GOAL:
Output each entry that follows exactly. Images stay out.

[Dataset items]
## start
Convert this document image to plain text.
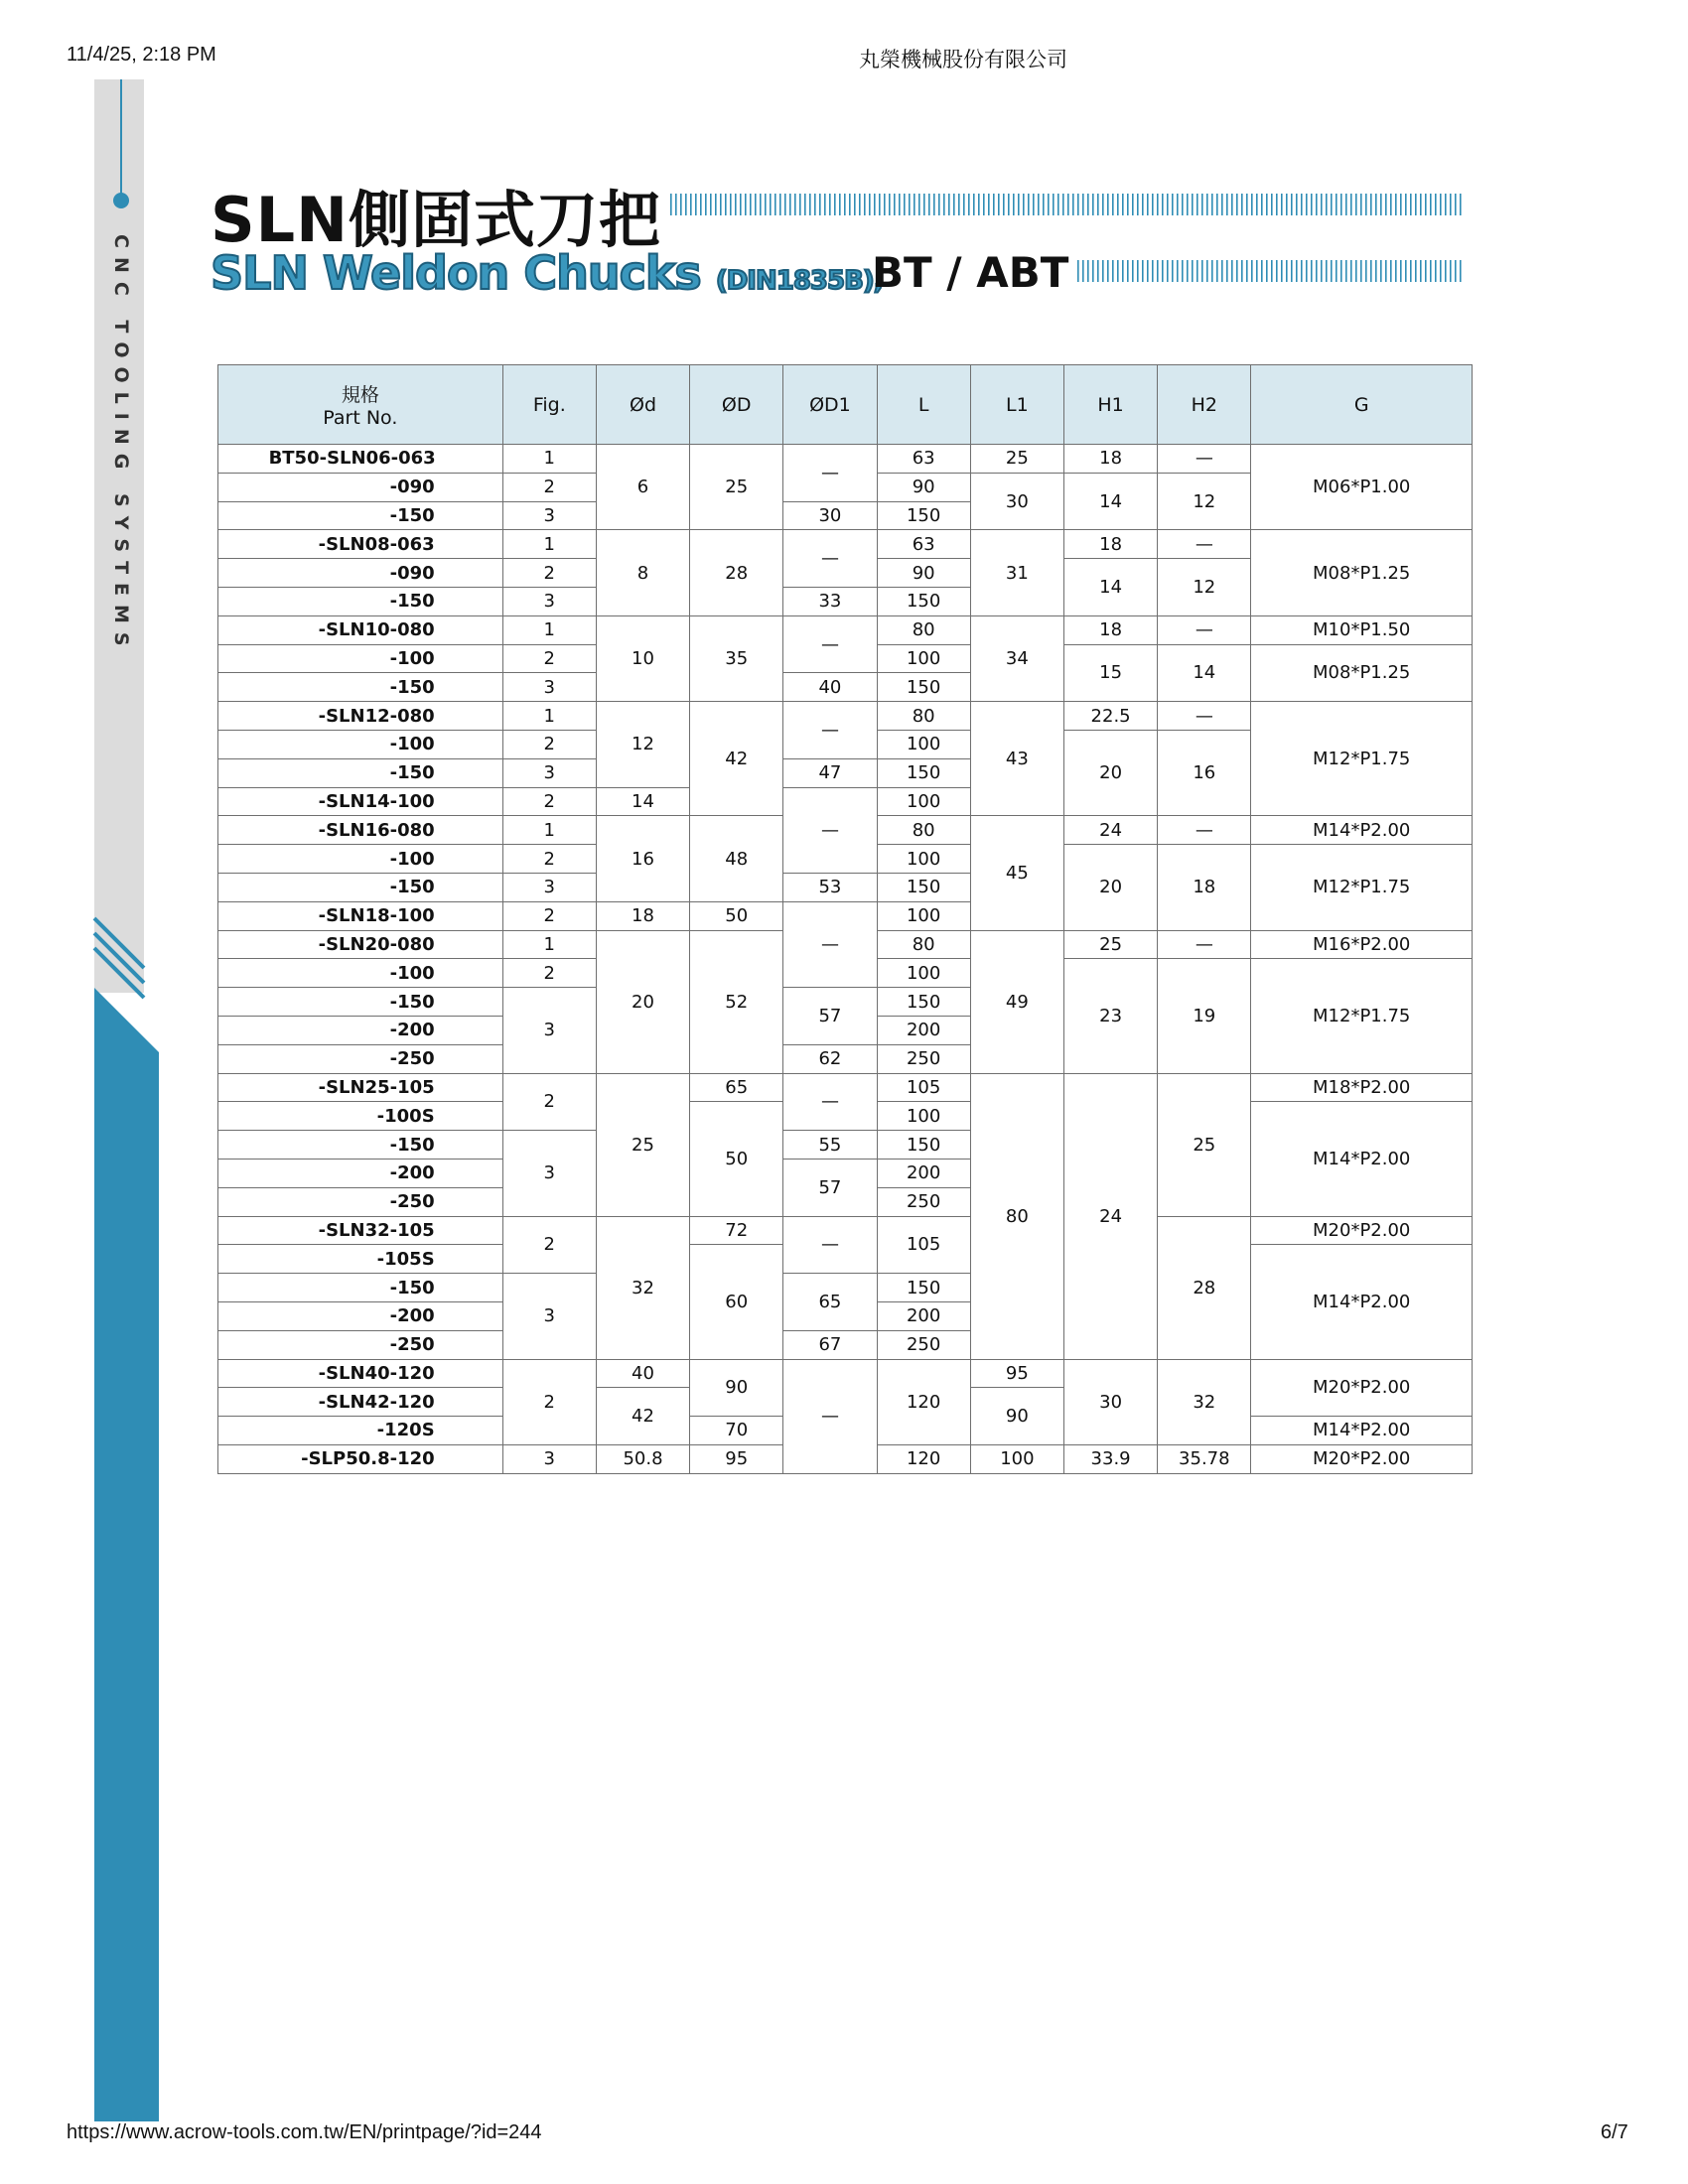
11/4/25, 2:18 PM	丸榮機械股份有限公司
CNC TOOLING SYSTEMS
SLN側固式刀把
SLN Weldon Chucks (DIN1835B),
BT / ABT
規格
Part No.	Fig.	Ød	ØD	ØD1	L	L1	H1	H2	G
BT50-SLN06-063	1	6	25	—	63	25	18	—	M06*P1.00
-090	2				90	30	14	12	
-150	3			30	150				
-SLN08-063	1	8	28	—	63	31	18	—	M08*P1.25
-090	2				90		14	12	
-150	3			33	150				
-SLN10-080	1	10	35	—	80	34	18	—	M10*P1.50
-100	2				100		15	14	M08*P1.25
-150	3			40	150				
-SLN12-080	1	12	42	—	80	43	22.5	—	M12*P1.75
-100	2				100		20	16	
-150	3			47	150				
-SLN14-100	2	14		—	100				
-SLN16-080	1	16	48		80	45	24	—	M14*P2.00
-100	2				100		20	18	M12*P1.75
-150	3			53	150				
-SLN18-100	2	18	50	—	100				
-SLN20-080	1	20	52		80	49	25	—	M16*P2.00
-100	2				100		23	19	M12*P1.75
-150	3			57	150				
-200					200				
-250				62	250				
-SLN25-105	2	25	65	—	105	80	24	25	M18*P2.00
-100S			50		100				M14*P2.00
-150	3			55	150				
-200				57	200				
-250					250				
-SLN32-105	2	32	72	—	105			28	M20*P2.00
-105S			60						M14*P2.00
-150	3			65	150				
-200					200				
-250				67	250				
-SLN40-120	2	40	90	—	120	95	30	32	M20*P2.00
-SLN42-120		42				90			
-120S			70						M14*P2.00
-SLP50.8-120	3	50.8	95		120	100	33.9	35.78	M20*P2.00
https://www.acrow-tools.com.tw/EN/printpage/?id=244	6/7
## end
SOLUTION:
Convert this document image to plain text.
11/4/25, 2:18 PM	丸榮機械股份有限公司
CNC TOOLING SYSTEMS
SLN側固式刀把
SLN Weldon Chucks (DIN1835B),
BT / ABT
規格
Part No.	Fig.	Ød	ØD	ØD1	L	L1	H1	H2	G
BT50-SLN06-063	1	6	25	—	63	25	18	—	M06*P1.00
-090	2				90	30	14	12	
-150	3			30	150				
-SLN08-063	1	8	28	—	63	31	18	—	M08*P1.25
-090	2				90		14	12	
-150	3			33	150				
-SLN10-080	1	10	35	—	80	34	18	—	M10*P1.50
-100	2				100		15	14	M08*P1.25
-150	3			40	150				
-SLN12-080	1	12	42	—	80	43	22.5	—	M12*P1.75
-100	2				100		20	16	
-150	3			47	150				
-SLN14-100	2	14		—	100				
-SLN16-080	1	16	48		80	45	24	—	M14*P2.00
-100	2				100		20	18	M12*P1.75
-150	3			53	150				
-SLN18-100	2	18	50	—	100				
-SLN20-080	1	20	52		80	49	25	—	M16*P2.00
-100	2				100		23	19	M12*P1.75
-150	3			57	150				
-200					200				
-250				62	250				
-SLN25-105	2	25	65	—	105	80	24	25	M18*P2.00
-100S			50		100				M14*P2.00
-150	3			55	150				
-200				57	200				
-250					250				
-SLN32-105	2	32	72	—	105			28	M20*P2.00
-105S			60						M14*P2.00
-150	3			65	150				
-200					200				
-250				67	250				
-SLN40-120	2	40	90	—	120	95	30	32	M20*P2.00
-SLN42-120		42				90			
-120S			70						M14*P2.00
-SLP50.8-120	3	50.8	95		120	100	33.9	35.78	M20*P2.00
https://www.acrow-tools.com.tw/EN/printpage/?id=244	6/7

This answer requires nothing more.